▶ [Entries shown]:
--

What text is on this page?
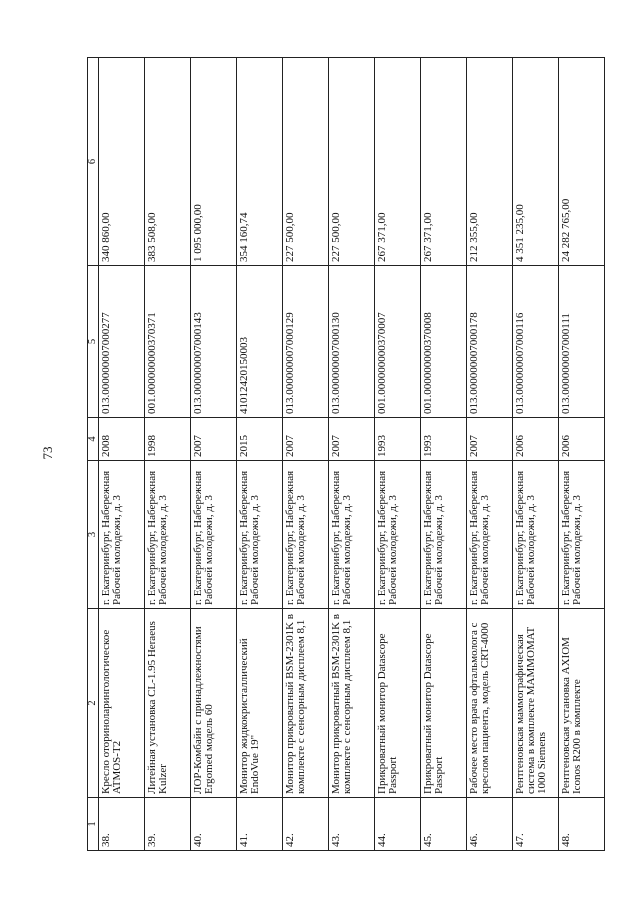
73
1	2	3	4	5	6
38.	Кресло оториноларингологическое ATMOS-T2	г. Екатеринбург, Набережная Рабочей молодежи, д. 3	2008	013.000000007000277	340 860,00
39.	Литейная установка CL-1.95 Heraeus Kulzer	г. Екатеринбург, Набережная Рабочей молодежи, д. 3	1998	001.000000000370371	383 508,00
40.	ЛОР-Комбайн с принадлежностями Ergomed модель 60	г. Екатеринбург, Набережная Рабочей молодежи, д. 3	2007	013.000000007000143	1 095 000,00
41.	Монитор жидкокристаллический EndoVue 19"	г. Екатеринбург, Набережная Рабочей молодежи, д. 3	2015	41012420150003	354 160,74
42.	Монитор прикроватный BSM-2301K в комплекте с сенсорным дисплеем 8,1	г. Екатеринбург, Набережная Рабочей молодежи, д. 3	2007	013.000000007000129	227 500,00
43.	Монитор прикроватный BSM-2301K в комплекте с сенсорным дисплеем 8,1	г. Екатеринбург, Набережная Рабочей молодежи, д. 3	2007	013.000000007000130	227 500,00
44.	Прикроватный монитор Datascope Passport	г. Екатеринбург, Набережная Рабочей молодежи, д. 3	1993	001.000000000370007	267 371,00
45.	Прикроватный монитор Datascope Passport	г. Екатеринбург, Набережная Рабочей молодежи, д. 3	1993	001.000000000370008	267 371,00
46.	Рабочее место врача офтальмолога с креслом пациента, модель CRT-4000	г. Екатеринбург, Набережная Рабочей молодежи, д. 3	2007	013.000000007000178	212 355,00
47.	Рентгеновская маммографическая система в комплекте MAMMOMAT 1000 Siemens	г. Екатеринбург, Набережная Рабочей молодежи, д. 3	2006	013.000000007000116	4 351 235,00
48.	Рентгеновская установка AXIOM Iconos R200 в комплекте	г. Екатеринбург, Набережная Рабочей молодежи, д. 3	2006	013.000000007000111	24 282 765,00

--

▶ [The request]: In the listing above, locate each line with "модель" and copy it.

▶ [Full answer]:
40.	ЛОР-Комбайн с принадлежностями Ergomed модель 60	г. Екатеринбург, Набережная Рабочей молодежи, д. 3	2007	013.000000007000143	1 095 000,00
46.	Рабочее место врача офтальмолога с креслом пациента, модель CRT-4000	г. Екатеринбург, Набережная Рабочей молодежи, д. 3	2007	013.000000007000178	212 355,00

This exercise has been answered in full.